Can you output the material exactly as written, minus any pictures it holds?
———
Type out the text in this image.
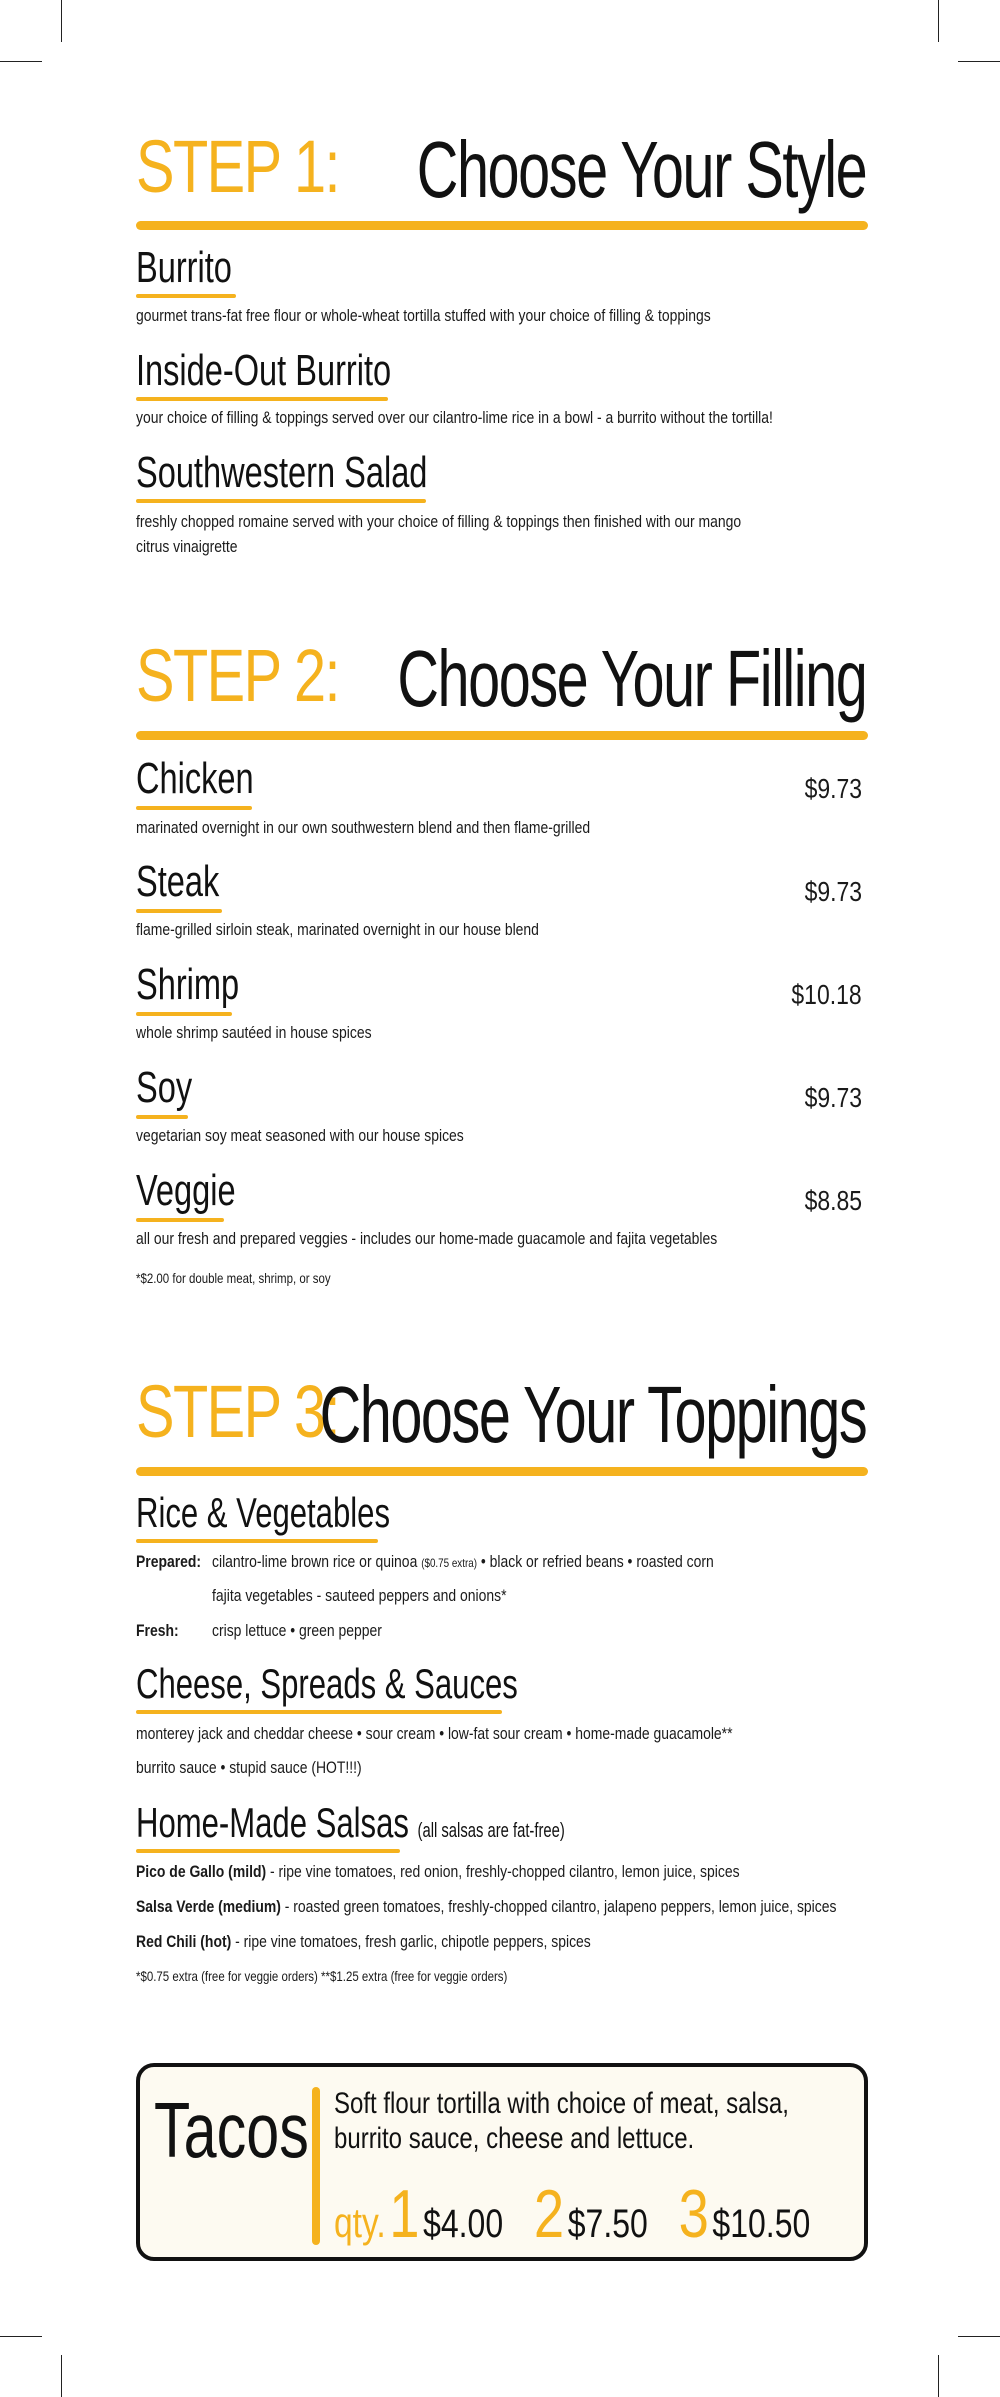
STEP 1: Choose Your Style
Burrito
gourmet trans-fat free flour or whole-wheat tortilla stuffed with your choice of filling & toppings
Inside-Out Burrito
your choice of filling & toppings served over our cilantro-lime rice in a bowl - a burrito without the tortilla!
Southwestern Salad
freshly chopped romaine served with your choice of filling & toppings then finished with our mango
citrus vinaigrette
STEP 2: Choose Your Filling
Chicken	$9.73
marinated overnight in our own southwestern blend and then flame-grilled
Steak	$9.73
flame-grilled sirloin steak, marinated overnight in our house blend
Shrimp	$10.18
whole shrimp sautéed in house spices
Soy	$9.73
vegetarian soy meat seasoned with our house spices
Veggie	$8.85
all our fresh and prepared veggies - includes our home-made guacamole and fajita vegetables
*$2.00 for double meat, shrimp, or soy
STEP 3:
Choose Your Toppings
Rice & Vegetables
Prepared: cilantro-lime brown rice or quinoa ($0.75 extra) • black or refried beans • roasted corn
fajita vegetables - sauteed peppers and onions*
Fresh: crisp lettuce • green pepper
Cheese, Spreads & Sauces
monterey jack and cheddar cheese • sour cream • low-fat sour cream • home-made guacamole**
burrito sauce • stupid sauce (HOT!!!)
Home-Made Salsas (all salsas are fat-free)
Pico de Gallo (mild) - ripe vine tomatoes, red onion, freshly-chopped cilantro, lemon juice, spices
Salsa Verde (medium) - roasted green tomatoes, freshly-chopped cilantro, jalapeno peppers, lemon juice, spices
Red Chili (hot) - ripe vine tomatoes, fresh garlic, chipotle peppers, spices
*$0.75 extra (free for veggie orders) **$1.25 extra (free for veggie orders)
Tacos Soft flour tortilla with choice of meat, salsa,
burrito sauce, cheese and lettuce.
qty. 1 $4.00 2 $7.50 3 $10.50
———
Complete response.
Type out the text in this image.
STEP 1: Choose Your Style
Burrito
gourmet trans-fat free flour or whole-wheat tortilla stuffed with your choice of filling & toppings
Inside-Out Burrito
your choice of filling & toppings served over our cilantro-lime rice in a bowl - a burrito without the tortilla!
Southwestern Salad
freshly chopped romaine served with your choice of filling & toppings then finished with our mango
citrus vinaigrette
STEP 2: Choose Your Filling
Chicken	$9.73
marinated overnight in our own southwestern blend and then flame-grilled
Steak	$9.73
flame-grilled sirloin steak, marinated overnight in our house blend
Shrimp	$10.18
whole shrimp sautéed in house spices
Soy	$9.73
vegetarian soy meat seasoned with our house spices
Veggie	$8.85
all our fresh and prepared veggies - includes our home-made guacamole and fajita vegetables
*$2.00 for double meat, shrimp, or soy
STEP 3:
Choose Your Toppings
Rice & Vegetables
Prepared: cilantro-lime brown rice or quinoa ($0.75 extra) • black or refried beans • roasted corn
fajita vegetables - sauteed peppers and onions*
Fresh: crisp lettuce • green pepper
Cheese, Spreads & Sauces
monterey jack and cheddar cheese • sour cream • low-fat sour cream • home-made guacamole**
burrito sauce • stupid sauce (HOT!!!)
Home-Made Salsas (all salsas are fat-free)
Pico de Gallo (mild) - ripe vine tomatoes, red onion, freshly-chopped cilantro, lemon juice, spices
Salsa Verde (medium) - roasted green tomatoes, freshly-chopped cilantro, jalapeno peppers, lemon juice, spices
Red Chili (hot) - ripe vine tomatoes, fresh garlic, chipotle peppers, spices
*$0.75 extra (free for veggie orders) **$1.25 extra (free for veggie orders)
Tacos Soft flour tortilla with choice of meat, salsa,
burrito sauce, cheese and lettuce.
qty. 1 $4.00 2 $7.50 3 $10.50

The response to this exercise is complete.